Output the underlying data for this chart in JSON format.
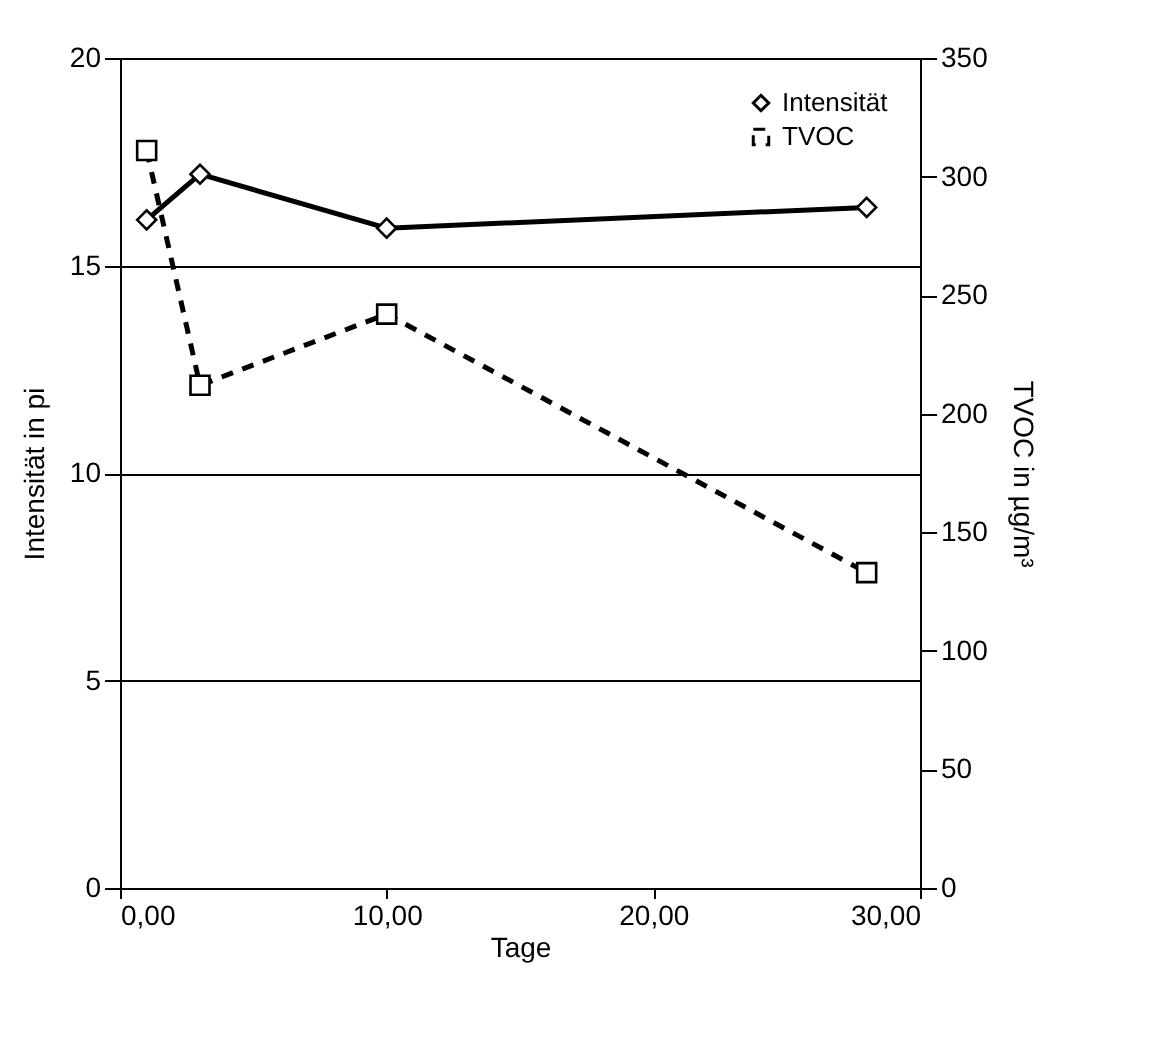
{
  "chart_data": {
    "type": "line",
    "xlabel": "Tage",
    "ylabel": "Intensität in pi",
    "y2label": "TVOC in µg/m³",
    "xlim": [
      0,
      30
    ],
    "xticks": [
      {
        "value": 0,
        "label": "0,00"
      },
      {
        "value": 10,
        "label": "10,00"
      },
      {
        "value": 20,
        "label": "20,00"
      },
      {
        "value": 30,
        "label": "30,00"
      }
    ],
    "ylim": [
      0,
      20
    ],
    "yticks": [
      0,
      5,
      10,
      15,
      20
    ],
    "y2lim": [
      0,
      350
    ],
    "y2ticks": [
      0,
      50,
      100,
      150,
      200,
      250,
      300,
      350
    ],
    "grid": "y",
    "legend": "top right",
    "series": [
      {
        "name": "Intensität",
        "color": "#000000",
        "x": [
          1,
          3,
          10,
          28
        ],
        "values": [
          16.1,
          17.2,
          15.9,
          16.4
        ],
        "marker": "diamond",
        "line_style": "solid"
      },
      {
        "name": "TVOC",
        "color": "#000000",
        "axis": "y2",
        "x": [
          1,
          3,
          10,
          28
        ],
        "values": [
          311,
          212,
          242,
          133
        ],
        "marker": "square",
        "line_style": "dashed"
      }
    ]
  }
}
::::
* _What is expected_
Exclude the pictures, and transcribe all of the material exactly.

* _Answer for this exercise_
Output the underlying data for this chart in JSON format.
{
  "chart_data": {
    "type": "line",
    "xlabel": "Tage",
    "ylabel": "Intensität in pi",
    "y2label": "TVOC in µg/m³",
    "xlim": [
      0,
      30
    ],
    "xticks": [
      {
        "value": 0,
        "label": "0,00"
      },
      {
        "value": 10,
        "label": "10,00"
      },
      {
        "value": 20,
        "label": "20,00"
      },
      {
        "value": 30,
        "label": "30,00"
      }
    ],
    "ylim": [
      0,
      20
    ],
    "yticks": [
      0,
      5,
      10,
      15,
      20
    ],
    "y2lim": [
      0,
      350
    ],
    "y2ticks": [
      0,
      50,
      100,
      150,
      200,
      250,
      300,
      350
    ],
    "grid": "y",
    "legend": "top right",
    "series": [
      {
        "name": "Intensität",
        "color": "#000000",
        "x": [
          1,
          3,
          10,
          28
        ],
        "values": [
          16.1,
          17.2,
          15.9,
          16.4
        ],
        "marker": "diamond",
        "line_style": "solid"
      },
      {
        "name": "TVOC",
        "color": "#000000",
        "axis": "y2",
        "x": [
          1,
          3,
          10,
          28
        ],
        "values": [
          311,
          212,
          242,
          133
        ],
        "marker": "square",
        "line_style": "dashed"
      }
    ]
  }
}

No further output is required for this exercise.